# The exercise:
Check each line of the data below for the word "значения", then extract the ones that have it.

=== Material provided ===

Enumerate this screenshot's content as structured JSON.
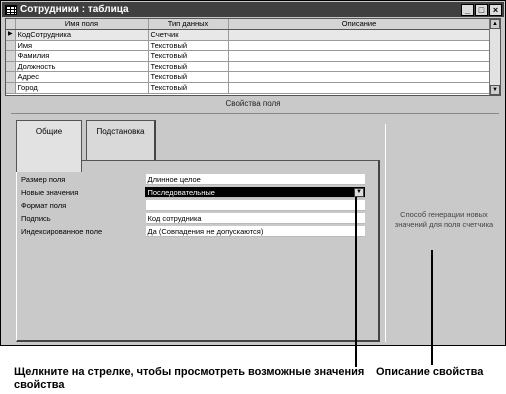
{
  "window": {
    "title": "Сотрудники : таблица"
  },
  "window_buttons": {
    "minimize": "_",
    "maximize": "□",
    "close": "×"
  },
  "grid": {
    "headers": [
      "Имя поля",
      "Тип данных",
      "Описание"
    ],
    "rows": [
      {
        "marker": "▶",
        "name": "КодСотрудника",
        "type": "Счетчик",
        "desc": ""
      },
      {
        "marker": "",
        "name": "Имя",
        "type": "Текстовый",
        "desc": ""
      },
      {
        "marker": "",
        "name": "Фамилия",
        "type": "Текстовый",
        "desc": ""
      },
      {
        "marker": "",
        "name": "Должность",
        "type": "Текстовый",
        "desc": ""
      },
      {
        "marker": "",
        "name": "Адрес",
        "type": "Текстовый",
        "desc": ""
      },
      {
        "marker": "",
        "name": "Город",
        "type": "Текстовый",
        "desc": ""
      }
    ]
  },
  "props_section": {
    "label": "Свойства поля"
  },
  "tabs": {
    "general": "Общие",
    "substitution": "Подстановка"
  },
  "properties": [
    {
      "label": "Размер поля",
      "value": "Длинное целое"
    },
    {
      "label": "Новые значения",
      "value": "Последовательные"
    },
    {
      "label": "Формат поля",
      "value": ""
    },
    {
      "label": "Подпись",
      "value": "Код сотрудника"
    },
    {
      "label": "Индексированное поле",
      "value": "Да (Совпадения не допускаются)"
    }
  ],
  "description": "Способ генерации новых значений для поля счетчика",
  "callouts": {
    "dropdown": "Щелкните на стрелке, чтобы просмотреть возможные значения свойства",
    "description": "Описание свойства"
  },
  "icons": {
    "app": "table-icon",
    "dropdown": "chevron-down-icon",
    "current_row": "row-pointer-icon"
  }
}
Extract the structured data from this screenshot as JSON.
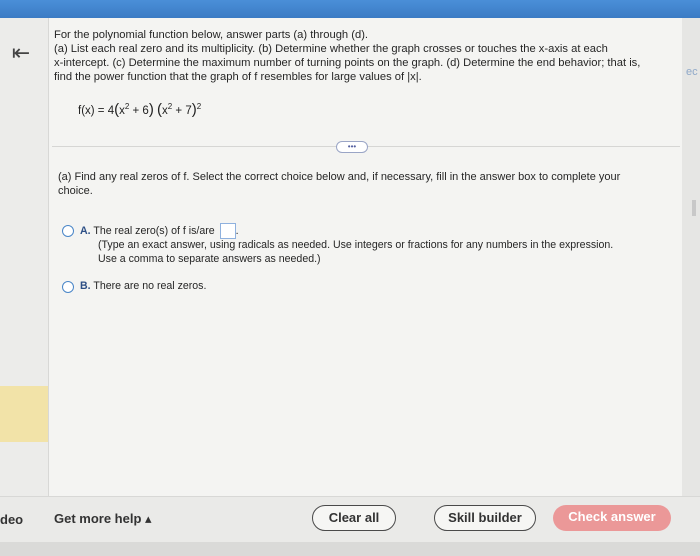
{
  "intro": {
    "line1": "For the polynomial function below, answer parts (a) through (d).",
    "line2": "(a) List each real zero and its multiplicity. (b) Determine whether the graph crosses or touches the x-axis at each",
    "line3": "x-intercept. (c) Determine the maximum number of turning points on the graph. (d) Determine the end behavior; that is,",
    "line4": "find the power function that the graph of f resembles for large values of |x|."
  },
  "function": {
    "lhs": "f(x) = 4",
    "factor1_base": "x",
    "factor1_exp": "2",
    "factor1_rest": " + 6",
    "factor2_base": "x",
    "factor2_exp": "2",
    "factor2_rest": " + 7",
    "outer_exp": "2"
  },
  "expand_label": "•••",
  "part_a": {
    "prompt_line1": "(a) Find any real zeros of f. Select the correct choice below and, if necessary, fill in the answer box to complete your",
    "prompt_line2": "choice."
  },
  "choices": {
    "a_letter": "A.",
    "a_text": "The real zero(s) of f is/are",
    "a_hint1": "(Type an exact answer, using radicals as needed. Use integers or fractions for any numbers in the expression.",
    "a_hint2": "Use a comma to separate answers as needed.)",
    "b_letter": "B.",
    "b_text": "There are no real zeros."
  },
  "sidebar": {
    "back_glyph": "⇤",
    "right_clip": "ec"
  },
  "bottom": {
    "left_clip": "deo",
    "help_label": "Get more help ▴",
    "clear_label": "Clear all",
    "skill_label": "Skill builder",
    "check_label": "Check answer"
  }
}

===

# Complete output:
      "label": "Новые значения",
    "dropdown": "Щелкните на стрелке, чтобы просмотреть возможные значения свойства",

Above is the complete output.